## begin Data supplied

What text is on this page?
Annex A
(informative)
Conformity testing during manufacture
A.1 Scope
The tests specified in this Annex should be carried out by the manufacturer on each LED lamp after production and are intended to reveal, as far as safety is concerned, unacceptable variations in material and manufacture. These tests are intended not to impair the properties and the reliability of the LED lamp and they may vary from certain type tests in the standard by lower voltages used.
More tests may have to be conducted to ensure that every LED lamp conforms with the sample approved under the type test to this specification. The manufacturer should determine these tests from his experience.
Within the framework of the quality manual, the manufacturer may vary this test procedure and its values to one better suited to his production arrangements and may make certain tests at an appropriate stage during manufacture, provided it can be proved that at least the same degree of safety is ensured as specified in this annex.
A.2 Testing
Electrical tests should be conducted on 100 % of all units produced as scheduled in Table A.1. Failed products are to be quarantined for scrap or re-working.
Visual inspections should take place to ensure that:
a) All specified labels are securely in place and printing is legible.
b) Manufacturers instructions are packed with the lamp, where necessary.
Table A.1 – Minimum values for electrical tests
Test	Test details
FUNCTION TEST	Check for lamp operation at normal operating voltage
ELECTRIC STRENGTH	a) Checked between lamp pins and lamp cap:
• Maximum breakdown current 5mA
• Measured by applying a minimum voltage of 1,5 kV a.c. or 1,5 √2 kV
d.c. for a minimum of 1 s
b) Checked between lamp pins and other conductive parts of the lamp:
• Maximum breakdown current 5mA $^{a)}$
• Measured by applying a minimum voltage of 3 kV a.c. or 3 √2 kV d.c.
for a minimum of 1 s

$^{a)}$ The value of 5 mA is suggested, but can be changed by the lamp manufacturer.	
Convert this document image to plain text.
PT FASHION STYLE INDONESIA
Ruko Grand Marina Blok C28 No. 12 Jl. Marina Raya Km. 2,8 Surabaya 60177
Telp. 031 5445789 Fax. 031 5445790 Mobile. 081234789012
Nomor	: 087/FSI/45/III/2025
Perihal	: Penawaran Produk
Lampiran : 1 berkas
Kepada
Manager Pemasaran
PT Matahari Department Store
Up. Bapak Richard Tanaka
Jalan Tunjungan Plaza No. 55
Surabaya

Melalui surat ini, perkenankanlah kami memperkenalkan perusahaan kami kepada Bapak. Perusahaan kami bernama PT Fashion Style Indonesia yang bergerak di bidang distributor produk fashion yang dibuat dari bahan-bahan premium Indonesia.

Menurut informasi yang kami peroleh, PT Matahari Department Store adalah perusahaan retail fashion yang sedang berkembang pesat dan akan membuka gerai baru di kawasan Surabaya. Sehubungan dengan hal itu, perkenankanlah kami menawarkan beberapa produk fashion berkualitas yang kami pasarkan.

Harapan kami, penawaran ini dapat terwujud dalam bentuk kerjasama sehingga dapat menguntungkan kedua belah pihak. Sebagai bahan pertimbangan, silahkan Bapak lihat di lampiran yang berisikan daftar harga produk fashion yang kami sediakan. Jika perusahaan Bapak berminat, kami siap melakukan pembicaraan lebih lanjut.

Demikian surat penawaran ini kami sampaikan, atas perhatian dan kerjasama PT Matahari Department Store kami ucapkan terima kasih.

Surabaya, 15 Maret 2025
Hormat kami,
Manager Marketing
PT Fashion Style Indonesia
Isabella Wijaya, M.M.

## end Data supplied
## begin Data supplied

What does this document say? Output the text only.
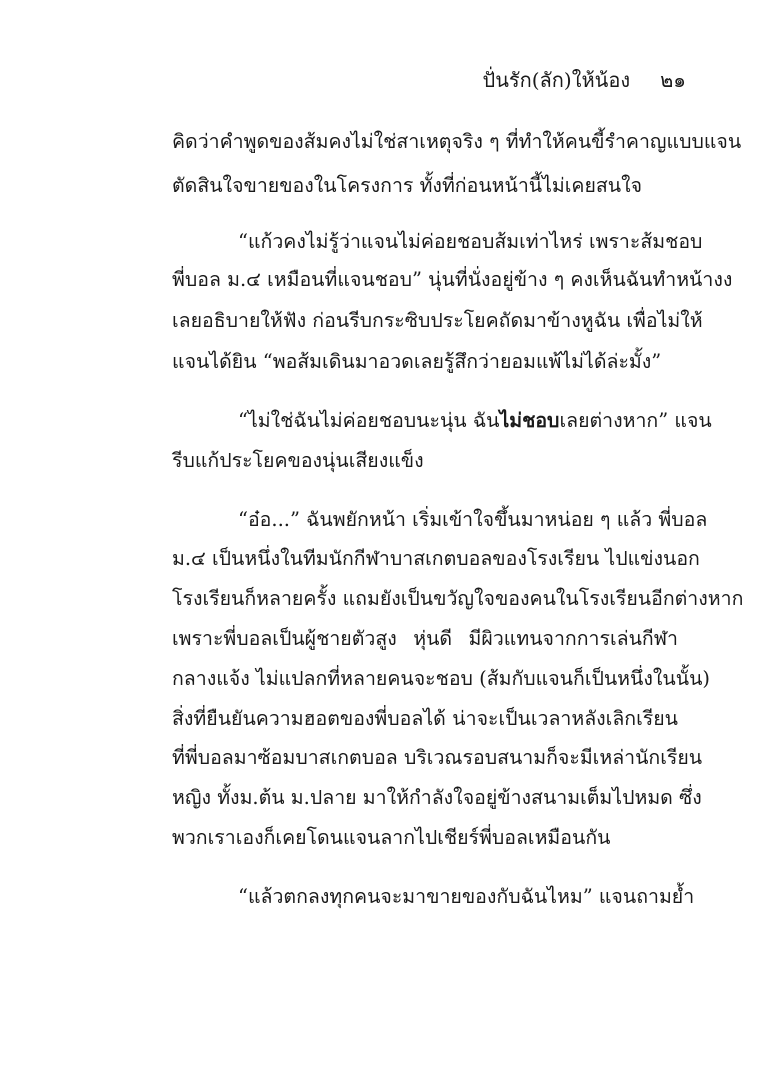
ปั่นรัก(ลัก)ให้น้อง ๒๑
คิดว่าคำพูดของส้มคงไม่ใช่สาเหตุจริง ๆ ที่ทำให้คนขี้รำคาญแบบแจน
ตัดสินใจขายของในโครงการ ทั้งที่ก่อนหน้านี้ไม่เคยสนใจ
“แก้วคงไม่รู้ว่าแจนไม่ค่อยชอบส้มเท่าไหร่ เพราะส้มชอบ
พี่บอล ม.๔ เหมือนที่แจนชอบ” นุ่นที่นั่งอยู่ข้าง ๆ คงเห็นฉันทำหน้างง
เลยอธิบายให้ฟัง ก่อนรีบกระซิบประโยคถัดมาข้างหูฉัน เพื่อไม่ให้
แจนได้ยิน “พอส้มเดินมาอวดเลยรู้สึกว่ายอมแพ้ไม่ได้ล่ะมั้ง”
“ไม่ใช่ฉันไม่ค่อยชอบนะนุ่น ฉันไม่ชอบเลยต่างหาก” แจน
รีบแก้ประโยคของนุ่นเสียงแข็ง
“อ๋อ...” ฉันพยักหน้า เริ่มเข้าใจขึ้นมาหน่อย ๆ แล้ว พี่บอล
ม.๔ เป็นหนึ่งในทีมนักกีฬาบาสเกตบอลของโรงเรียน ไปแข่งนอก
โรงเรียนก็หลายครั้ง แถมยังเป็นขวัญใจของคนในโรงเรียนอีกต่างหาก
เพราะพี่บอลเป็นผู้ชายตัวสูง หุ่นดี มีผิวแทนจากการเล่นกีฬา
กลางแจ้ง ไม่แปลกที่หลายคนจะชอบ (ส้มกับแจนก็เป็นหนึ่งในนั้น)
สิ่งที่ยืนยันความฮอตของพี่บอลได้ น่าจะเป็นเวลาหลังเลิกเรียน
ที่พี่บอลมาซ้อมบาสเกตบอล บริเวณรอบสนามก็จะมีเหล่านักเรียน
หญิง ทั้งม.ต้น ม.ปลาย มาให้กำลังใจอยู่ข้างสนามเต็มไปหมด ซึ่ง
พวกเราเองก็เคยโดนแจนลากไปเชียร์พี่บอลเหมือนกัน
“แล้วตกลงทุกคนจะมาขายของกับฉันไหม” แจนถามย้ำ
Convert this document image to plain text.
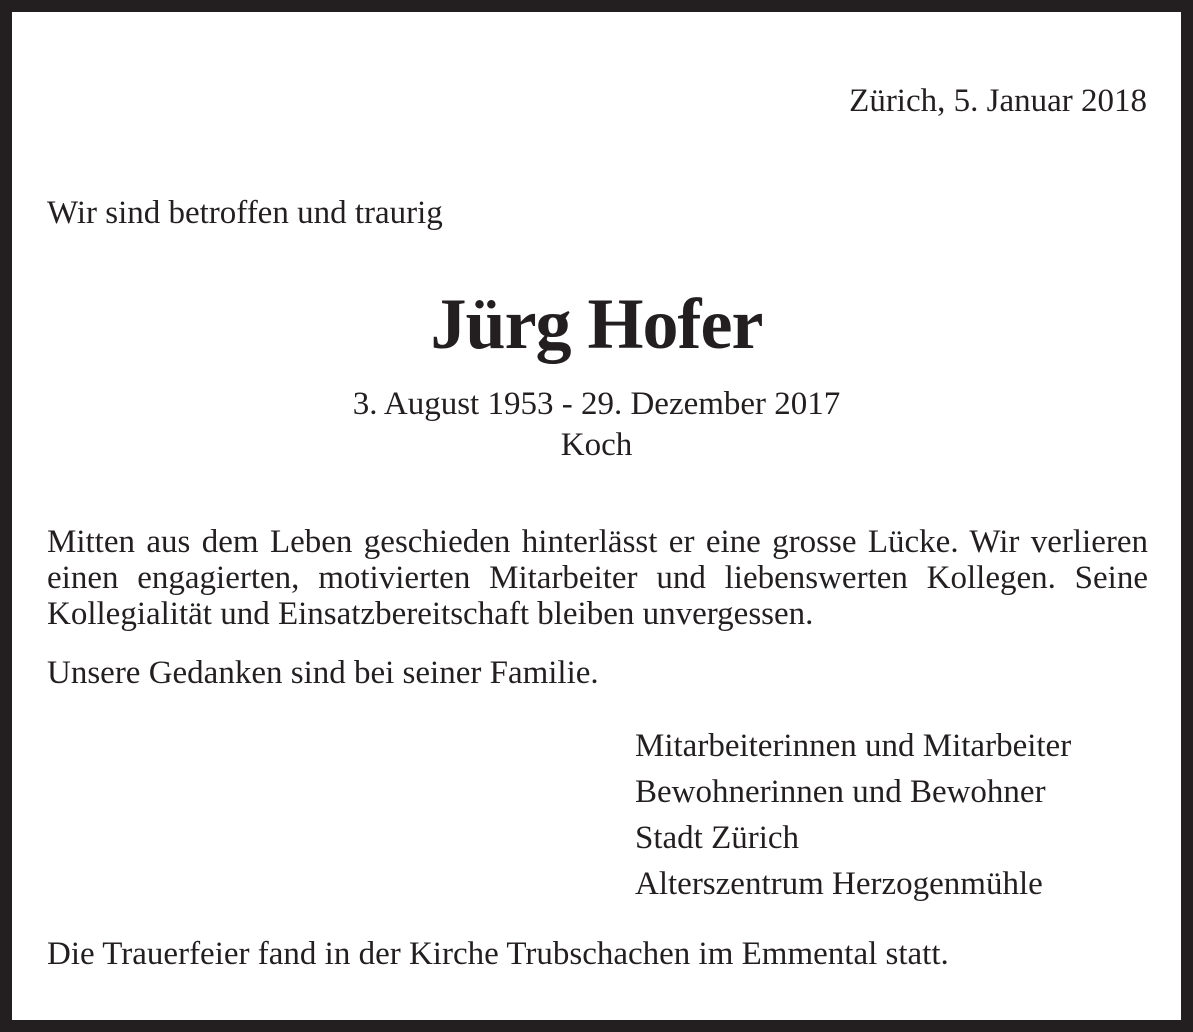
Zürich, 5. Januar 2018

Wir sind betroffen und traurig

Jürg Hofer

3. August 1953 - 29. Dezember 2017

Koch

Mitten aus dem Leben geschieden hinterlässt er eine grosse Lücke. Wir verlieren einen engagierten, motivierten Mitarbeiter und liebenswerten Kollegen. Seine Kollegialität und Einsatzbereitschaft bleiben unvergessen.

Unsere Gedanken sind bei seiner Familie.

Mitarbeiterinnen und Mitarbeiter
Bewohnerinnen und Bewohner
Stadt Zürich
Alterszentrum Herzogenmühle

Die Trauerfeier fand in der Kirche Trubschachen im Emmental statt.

## end Data supplied
## begin Data supplied

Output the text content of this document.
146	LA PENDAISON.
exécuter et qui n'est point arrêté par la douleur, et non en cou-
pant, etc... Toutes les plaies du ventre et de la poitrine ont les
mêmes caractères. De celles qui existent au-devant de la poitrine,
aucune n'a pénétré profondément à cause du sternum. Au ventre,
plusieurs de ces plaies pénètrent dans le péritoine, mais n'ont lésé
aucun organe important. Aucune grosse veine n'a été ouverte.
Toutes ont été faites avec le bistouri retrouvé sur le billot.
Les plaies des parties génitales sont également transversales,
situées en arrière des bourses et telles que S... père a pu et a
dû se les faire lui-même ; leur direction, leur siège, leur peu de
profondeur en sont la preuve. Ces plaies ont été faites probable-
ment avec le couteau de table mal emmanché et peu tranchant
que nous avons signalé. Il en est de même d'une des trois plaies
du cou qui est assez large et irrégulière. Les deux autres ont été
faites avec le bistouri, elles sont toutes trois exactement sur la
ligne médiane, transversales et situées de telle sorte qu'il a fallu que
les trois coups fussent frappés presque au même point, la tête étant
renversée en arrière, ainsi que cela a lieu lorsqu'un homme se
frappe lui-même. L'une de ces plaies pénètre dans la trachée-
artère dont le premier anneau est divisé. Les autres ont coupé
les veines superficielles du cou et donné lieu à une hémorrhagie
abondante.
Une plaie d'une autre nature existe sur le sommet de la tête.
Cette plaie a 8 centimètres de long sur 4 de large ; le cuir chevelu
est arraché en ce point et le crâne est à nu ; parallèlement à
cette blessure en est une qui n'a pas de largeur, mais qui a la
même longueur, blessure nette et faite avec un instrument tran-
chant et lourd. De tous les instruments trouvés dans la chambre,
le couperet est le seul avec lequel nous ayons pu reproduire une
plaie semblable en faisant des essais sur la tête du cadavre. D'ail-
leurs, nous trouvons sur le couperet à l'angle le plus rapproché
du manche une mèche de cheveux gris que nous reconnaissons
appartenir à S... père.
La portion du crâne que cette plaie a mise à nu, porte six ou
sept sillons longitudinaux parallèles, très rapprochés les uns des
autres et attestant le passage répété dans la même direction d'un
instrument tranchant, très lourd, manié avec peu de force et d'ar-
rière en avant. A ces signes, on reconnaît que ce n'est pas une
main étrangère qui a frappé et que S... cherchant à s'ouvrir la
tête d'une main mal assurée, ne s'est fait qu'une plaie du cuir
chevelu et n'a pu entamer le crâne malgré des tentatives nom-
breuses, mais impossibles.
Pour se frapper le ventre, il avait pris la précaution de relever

## end Data supplied

Each line that holds the word "างหาก" should be extracted from the records.

“ไม่ใช่ฉันไม่ค่อยชอบนะนุ่น ฉันไม่ชอบเลยต่างหาก” แจน
โรงเรียนก็หลายครั้ง แถมยังเป็นขวัญใจของคนในโรงเรียนอีกต่างหาก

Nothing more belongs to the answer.